§ **YOUR TASK**: Scan the following material for the string "Mensch" and copy each line in which it appears.

+++

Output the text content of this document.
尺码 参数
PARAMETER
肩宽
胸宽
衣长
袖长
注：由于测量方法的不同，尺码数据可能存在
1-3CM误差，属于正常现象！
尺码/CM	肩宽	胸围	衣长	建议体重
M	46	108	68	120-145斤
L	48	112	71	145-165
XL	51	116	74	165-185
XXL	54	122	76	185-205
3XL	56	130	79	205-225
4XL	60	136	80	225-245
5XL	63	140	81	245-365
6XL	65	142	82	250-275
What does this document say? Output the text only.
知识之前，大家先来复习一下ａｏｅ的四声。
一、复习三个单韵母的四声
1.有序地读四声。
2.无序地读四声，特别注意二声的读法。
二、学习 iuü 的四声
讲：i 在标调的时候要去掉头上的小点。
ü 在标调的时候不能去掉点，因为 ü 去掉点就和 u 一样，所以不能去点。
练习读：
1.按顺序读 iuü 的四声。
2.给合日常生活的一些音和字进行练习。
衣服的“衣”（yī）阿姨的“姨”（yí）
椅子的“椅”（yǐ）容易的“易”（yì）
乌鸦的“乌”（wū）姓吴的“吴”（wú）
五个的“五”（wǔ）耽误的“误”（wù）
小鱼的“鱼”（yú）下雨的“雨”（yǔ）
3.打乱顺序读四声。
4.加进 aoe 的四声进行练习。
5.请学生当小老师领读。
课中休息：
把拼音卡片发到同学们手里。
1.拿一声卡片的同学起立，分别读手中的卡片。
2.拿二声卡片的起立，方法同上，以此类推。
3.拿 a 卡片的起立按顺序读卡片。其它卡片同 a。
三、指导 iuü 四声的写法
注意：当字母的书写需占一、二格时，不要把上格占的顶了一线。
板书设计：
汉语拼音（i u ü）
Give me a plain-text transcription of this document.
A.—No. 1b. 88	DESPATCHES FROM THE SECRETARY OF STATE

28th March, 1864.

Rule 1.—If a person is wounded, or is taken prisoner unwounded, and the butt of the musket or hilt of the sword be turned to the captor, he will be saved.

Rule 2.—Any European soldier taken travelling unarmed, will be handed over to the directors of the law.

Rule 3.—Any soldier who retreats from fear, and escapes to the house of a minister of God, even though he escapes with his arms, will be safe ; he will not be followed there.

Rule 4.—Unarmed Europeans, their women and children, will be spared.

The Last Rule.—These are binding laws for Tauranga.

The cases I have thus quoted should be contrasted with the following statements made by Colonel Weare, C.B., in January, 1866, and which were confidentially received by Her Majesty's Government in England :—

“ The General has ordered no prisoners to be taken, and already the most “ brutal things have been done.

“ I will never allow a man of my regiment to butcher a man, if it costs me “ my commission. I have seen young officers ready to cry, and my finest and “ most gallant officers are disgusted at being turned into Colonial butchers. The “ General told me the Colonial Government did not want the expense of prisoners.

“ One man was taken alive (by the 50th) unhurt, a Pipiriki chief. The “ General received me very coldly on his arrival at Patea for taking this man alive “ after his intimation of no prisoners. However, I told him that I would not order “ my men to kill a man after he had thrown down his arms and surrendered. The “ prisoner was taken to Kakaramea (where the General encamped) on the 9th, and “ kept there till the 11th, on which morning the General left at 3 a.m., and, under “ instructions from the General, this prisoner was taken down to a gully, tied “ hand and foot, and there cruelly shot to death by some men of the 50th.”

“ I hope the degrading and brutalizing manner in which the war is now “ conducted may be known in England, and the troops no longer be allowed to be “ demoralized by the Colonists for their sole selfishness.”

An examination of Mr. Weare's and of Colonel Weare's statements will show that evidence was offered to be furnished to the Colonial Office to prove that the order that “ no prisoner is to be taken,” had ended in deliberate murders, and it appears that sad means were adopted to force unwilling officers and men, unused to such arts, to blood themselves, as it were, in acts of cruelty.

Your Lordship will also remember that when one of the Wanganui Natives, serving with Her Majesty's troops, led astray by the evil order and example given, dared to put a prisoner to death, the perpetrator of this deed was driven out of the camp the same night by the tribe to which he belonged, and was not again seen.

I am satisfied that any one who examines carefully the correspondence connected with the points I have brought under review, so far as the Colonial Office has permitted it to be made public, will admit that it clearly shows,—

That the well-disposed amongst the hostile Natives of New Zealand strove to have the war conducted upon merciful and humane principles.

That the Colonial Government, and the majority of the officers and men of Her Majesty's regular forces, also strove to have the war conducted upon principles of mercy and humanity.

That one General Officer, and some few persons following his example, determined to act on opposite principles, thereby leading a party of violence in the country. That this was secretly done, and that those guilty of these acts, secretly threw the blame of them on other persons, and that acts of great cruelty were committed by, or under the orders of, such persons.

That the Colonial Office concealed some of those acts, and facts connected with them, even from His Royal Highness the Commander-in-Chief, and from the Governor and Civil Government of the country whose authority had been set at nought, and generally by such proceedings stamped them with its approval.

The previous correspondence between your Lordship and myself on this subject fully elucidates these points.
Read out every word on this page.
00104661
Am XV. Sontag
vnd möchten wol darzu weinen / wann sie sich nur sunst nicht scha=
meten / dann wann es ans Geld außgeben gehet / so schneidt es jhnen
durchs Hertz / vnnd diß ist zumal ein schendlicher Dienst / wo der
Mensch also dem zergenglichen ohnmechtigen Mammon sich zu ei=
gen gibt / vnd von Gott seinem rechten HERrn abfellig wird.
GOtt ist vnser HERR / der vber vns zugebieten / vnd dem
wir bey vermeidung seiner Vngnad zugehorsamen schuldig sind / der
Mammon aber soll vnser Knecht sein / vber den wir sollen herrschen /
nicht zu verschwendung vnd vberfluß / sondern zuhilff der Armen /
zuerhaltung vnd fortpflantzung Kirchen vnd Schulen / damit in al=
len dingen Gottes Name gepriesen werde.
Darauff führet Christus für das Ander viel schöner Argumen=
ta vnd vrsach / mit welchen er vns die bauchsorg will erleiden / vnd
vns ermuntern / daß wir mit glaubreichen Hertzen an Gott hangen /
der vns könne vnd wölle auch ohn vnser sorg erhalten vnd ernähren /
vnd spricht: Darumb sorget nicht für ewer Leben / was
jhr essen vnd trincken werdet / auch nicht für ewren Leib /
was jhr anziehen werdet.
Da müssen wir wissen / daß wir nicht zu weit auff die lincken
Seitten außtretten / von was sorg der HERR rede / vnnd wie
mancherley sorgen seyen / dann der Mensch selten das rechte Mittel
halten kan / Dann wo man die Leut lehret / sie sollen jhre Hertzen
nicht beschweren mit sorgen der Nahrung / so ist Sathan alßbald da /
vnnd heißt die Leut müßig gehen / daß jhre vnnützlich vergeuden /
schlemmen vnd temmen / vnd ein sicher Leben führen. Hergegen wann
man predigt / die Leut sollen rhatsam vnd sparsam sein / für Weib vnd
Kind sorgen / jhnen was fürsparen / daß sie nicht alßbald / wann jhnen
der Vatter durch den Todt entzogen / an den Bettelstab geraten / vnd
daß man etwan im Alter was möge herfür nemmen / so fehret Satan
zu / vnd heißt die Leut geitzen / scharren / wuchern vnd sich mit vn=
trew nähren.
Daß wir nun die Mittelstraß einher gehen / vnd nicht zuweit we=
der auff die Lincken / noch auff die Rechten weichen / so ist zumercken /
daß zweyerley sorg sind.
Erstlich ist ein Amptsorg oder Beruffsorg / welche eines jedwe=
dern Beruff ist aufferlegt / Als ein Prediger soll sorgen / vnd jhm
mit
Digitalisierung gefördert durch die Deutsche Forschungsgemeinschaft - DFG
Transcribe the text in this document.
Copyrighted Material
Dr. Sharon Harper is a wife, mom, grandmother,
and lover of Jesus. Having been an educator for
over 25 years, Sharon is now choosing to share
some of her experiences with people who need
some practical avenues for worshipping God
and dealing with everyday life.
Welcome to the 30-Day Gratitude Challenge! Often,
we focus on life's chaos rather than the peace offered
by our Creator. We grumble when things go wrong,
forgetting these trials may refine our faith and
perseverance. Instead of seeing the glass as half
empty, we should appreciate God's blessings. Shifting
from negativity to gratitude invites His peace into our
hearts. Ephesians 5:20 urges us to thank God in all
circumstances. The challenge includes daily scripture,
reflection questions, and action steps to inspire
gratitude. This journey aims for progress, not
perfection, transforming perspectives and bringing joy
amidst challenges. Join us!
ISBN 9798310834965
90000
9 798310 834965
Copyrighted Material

+++

§ **TASK SOLUTION**:
Mensch also dem zergenglichen ohnmechtigen Mammon sich zu ei=
mancherley sorgen seyen / dann der Mensch selten das rechte Mittel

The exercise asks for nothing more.